Two of the largest scrap-fed electric arc furnace (EAF) steelmakers in the United States have reported continuing profits in mid-2021, while Cleveland-Cliffs—which has EAF assets and blast furnace/basic oxygen furnace (BOF) complexes—also has reported healthy earnings.
Charlotte, North Carolina-based Nucor Corp., America’s largest EAF producer, has announced record quarterly consolidated net earnings of $1.51 billion for the second quarter of 2021. “Nucor’s second-quarter earnings of $5.04 per diluted share marks the highest quarterly earnings in the company’s history,” states Leon Topalian, Nucor president and CEO.
In the first six months of 2021, Nucor’s consolidated net sales of $15.81 billion were an increase of 59 percent compared with consolidated net sales of $9.95 billion in the first half of 2020, according to the company. Overall operating rates at the company’s steel mills increased to 97 percent in the second quarter of this year, contrasting sharply with a 68 percent rate in the pandemic-affected second quarter of 2020.
Nucor sees the good times continuing, stating, “We expect earnings in the third quarter of 2021 to be the highest quarterly earnings in Nucor history, surpassing the record set in the second quarter of 2021. The primary drivers [are] improved pricing and margins in the steel mills segment. The steel products segment and the raw materials segment are expected to have increased earnings in the third quarter of 2021 compared to the second quarter of 2021.”

SOURCE MATERIAL:

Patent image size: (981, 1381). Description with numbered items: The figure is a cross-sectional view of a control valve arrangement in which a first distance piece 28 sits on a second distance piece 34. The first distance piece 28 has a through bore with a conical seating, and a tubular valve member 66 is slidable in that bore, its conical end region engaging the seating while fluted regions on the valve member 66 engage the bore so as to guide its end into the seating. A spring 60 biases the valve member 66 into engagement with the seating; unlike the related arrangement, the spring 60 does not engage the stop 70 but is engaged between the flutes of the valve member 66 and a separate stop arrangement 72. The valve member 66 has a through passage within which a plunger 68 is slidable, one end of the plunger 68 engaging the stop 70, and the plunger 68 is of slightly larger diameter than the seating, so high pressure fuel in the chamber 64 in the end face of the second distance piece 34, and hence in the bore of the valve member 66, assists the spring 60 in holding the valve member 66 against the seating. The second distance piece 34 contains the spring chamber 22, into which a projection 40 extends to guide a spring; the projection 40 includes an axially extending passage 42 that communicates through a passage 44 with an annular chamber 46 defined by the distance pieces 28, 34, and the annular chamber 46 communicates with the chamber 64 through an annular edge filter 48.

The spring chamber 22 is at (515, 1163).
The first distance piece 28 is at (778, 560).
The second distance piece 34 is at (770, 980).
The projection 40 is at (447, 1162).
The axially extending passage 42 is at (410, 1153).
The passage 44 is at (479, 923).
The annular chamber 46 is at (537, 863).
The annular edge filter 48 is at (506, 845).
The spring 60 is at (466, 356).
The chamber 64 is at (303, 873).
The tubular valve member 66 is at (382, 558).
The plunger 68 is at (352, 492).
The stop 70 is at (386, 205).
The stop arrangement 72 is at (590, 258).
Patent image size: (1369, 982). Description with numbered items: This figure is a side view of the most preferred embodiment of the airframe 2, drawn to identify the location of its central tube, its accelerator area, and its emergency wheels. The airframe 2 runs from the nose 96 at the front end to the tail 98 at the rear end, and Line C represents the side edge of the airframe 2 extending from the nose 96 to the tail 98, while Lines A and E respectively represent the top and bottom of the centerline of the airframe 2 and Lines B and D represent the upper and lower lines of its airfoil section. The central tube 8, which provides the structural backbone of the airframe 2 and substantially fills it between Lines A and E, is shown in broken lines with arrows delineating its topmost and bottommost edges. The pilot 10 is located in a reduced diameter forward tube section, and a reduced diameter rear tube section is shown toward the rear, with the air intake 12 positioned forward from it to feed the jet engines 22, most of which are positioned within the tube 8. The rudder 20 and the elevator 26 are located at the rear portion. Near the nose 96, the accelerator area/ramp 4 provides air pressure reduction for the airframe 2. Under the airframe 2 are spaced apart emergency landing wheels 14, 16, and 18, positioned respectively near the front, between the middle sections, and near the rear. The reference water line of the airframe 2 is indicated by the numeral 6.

WORK TO COMPLETE:
**A)** In the article on U.S. steelmakers' mid-2021 earnings, what operating rate did Nucor's steel mills reach in the second quarter of 2021?
**B)** Resume the article on U.S. steelmakers' mid-2021 earnings, picking up right after its final paragraph.

TASK ANSWERS:
**A)** 97 percent

**B)**
Nucor’s positive news has arrived at about the same time as similar news from Fort Wayne, Indiana-based Steel Dynamics Inc. (SDI), which has reported what it calls record earnings during this year’s second quarter.
In comments accompanying the results, Mark D. Millett, SDI chairman and CEO remarks, “Our segment operating results were exceptional. Second-quarter operating income from our steel operations was a record $1 billion, and our metals recycling operations sustained strong earnings as increased domestic steel mill utilization of 81 percent supported ferrous scrap demand and pricing.”
Looking ahead, Millet says, “We remain confident that macroeconomic and market conditions are in place to support strong domestic steel demand in 2021 and beyond."
Cleveland-based Cleveland-Cliffs melted some 4.5 million tons of scrap in 2020, according to its sustainability report, but it also has touted its strategy to rely on its own virgin iron-based metallics feedstock.
That firm’s second-quarter earnings included what it calls “record quarterly revenue of $5 billion” and “record quarterly net income of $795 million.”
Cleveland-Cliffs Chairman, President and CEO Lourenco Goncalves points specifically to the firm’s raw materials strategy as a profit contributor. “This quarter was a clear illustration of our raw material cost and quality advantage over others in the industry, particularly the ones fully dependent on scarce prime scrap and dirty pig iron imported from polluting countries,” he states.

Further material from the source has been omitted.